+++ Working data +++

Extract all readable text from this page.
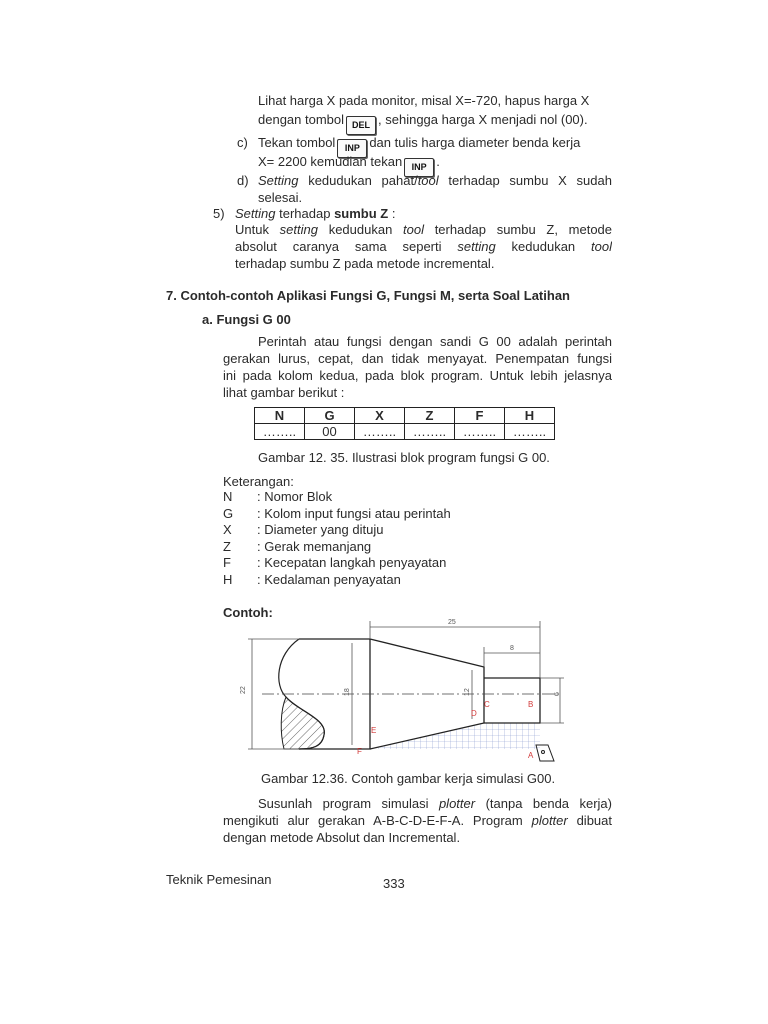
Lihat harga X pada monitor, misal X=-720, hapus harga X
dengan tombol DEL , sehingga harga X menjadi nol (00).
c) Tekan tombol INP dan tulis harga diameter benda kerja
X= 2200 kemudian tekan INP .
d) Setting kedudukan pahat/tool terhadap sumbu X sudah
selesai.
5) Setting terhadap sumbu Z :
Untuk setting kedudukan tool terhadap sumbu Z, metode
absolut caranya sama seperti setting kedudukan tool
terhadap sumbu Z pada metode incremental.
7. Contoh-contoh Aplikasi Fungsi G, Fungsi M, serta Soal Latihan
a. Fungsi G 00
Perintah atau fungsi dengan sandi G 00 adalah perintah
gerakan lurus, cepat, dan tidak menyayat. Penempatan fungsi
ini pada kolom kedua, pada blok program. Untuk lebih jelasnya
lihat gambar berikut :
N	G	X	Z	F	H
……..	00	……..	……..	……..	……..
Gambar 12. 35. Ilustrasi blok program fungsi G 00.
Keterangan:
N : Nomor Blok
G : Kolom input fungsi atau perintah
X : Diameter yang dituju
Z : Gerak memanjang
F : Kecepatan langkah penyayatan
H : Kedalaman penyayatan
Contoh:
25
8
22	18	12	6
A
B
C
D
E
F
Gambar 12.36. Contoh gambar kerja simulasi G00.
Susunlah program simulasi plotter (tanpa benda kerja)
mengikuti alur gerakan A-B-C-D-E-F-A. Program plotter dibuat
dengan metode Absolut dan Incremental.
Teknik Pemesinan	333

+++

» **What is being asked**
Your task is to repeat the material above exactly, without its pictures.

» **Exercise result**
Extract all readable text from this page.
Lihat harga X pada monitor, misal X=-720, hapus harga X
dengan tombol DEL , sehingga harga X menjadi nol (00).
c) Tekan tombol INP dan tulis harga diameter benda kerja
X= 2200 kemudian tekan INP .
d) Setting kedudukan pahat/tool terhadap sumbu X sudah
selesai.
5) Setting terhadap sumbu Z :
Untuk setting kedudukan tool terhadap sumbu Z, metode
absolut caranya sama seperti setting kedudukan tool
terhadap sumbu Z pada metode incremental.
7. Contoh-contoh Aplikasi Fungsi G, Fungsi M, serta Soal Latihan
a. Fungsi G 00
Perintah atau fungsi dengan sandi G 00 adalah perintah
gerakan lurus, cepat, dan tidak menyayat. Penempatan fungsi
ini pada kolom kedua, pada blok program. Untuk lebih jelasnya
lihat gambar berikut :
N	G	X	Z	F	H
……..	00	……..	……..	……..	……..
Gambar 12. 35. Ilustrasi blok program fungsi G 00.
Keterangan:
N : Nomor Blok
G : Kolom input fungsi atau perintah
X : Diameter yang dituju
Z : Gerak memanjang
F : Kecepatan langkah penyayatan
H : Kedalaman penyayatan
Contoh:
25
8
22	18	12	6
A
B
C
D
E
F
Gambar 12.36. Contoh gambar kerja simulasi G00.
Susunlah program simulasi plotter (tanpa benda kerja)
mengikuti alur gerakan A-B-C-D-E-F-A. Program plotter dibuat
dengan metode Absolut dan Incremental.
Teknik Pemesinan	333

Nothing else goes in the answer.